> Requirements
Lift out each line of the data that holds "chevron".

> Data to use

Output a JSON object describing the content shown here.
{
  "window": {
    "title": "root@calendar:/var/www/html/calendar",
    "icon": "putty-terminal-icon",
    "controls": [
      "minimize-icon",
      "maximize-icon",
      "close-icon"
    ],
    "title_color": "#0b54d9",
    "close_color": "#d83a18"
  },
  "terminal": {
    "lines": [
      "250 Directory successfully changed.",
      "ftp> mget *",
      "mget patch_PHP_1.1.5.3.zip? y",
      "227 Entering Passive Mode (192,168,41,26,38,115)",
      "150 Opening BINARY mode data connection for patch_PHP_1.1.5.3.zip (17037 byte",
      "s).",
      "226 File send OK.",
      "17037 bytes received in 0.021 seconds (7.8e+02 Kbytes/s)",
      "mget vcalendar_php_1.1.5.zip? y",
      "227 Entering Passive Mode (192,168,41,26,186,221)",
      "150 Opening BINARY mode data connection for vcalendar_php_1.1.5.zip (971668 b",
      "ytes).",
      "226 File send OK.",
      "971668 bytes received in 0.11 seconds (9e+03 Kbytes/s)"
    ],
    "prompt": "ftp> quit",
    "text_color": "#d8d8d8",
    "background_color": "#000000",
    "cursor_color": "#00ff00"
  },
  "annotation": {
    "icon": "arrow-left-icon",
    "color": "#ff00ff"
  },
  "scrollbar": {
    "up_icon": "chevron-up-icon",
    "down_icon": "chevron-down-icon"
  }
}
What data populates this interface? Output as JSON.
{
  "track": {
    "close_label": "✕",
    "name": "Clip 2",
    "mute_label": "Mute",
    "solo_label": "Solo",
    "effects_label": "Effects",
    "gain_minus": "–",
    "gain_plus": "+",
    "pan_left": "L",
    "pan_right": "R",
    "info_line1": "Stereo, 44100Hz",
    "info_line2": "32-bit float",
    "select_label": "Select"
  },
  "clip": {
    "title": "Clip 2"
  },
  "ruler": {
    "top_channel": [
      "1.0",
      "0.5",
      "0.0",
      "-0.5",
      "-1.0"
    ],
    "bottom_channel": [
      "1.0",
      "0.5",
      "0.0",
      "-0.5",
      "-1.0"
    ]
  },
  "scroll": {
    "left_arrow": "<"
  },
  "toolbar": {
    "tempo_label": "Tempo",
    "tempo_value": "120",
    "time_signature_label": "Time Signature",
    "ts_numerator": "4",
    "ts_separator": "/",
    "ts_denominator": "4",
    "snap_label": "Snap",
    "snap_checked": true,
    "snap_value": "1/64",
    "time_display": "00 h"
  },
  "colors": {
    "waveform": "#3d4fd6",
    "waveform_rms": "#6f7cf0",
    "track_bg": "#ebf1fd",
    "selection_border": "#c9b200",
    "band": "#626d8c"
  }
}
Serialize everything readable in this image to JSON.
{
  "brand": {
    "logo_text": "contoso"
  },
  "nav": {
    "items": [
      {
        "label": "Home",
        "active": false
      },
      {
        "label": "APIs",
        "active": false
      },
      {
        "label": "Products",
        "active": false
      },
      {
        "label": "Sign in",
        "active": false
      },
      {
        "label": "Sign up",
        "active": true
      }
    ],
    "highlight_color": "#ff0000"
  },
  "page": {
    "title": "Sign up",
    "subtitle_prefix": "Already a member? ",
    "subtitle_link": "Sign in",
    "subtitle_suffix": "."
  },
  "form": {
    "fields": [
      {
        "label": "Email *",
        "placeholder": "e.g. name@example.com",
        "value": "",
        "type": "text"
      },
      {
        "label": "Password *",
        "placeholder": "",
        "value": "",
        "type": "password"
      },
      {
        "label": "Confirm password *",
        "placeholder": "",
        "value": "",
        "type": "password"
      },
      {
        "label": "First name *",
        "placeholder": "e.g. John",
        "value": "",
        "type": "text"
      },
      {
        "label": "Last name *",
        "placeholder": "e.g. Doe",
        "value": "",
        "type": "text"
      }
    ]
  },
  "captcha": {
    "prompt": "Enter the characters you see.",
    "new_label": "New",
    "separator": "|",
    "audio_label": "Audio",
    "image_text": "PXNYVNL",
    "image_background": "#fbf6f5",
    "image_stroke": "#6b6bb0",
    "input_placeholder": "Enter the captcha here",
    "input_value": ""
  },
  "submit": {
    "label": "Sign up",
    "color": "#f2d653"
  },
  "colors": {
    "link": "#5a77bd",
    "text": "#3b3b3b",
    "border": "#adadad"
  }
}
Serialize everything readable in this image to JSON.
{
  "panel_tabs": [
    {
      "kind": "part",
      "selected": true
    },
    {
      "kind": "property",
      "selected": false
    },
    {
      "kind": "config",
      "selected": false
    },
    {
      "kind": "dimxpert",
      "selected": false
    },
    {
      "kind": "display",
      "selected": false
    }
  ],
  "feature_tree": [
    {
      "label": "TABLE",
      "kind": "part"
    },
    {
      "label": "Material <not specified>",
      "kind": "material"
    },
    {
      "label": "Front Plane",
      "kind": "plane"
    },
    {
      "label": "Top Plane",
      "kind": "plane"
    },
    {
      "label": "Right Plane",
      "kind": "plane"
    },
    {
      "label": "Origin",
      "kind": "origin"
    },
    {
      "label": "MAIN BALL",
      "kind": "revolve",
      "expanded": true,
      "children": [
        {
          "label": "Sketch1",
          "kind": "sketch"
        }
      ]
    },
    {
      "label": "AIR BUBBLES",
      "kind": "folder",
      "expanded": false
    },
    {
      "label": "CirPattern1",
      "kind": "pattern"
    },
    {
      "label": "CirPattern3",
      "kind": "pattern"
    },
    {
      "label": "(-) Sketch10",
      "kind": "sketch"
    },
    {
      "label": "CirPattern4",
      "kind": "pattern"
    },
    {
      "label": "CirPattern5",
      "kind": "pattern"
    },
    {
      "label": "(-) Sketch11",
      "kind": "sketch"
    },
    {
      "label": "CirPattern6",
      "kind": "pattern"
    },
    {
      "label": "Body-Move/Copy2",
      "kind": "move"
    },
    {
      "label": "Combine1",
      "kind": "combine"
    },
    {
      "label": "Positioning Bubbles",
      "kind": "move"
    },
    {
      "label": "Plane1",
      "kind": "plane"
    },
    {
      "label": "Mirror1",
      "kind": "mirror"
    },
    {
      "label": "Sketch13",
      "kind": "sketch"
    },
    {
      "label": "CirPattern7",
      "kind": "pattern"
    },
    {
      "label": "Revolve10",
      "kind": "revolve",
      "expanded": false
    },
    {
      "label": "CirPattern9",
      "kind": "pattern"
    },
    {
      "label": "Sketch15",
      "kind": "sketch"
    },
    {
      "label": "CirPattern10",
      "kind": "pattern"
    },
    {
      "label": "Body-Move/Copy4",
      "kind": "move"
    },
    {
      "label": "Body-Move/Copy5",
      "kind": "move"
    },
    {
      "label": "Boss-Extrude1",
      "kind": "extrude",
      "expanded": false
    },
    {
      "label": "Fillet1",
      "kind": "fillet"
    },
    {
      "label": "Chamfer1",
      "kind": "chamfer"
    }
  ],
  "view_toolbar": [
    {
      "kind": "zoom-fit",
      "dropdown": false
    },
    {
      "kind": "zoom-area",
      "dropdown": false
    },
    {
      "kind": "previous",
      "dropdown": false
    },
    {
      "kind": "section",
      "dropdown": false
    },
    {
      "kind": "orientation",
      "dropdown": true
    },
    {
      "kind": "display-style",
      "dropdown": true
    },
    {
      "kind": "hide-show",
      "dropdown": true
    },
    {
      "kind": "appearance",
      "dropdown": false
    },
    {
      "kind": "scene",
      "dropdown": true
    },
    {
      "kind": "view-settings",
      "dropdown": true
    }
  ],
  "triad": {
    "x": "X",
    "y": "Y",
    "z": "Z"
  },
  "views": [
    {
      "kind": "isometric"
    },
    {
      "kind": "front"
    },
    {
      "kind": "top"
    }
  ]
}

> Exercise output
    "up_icon": "chevron-up-icon",
    "down_icon": "chevron-down-icon"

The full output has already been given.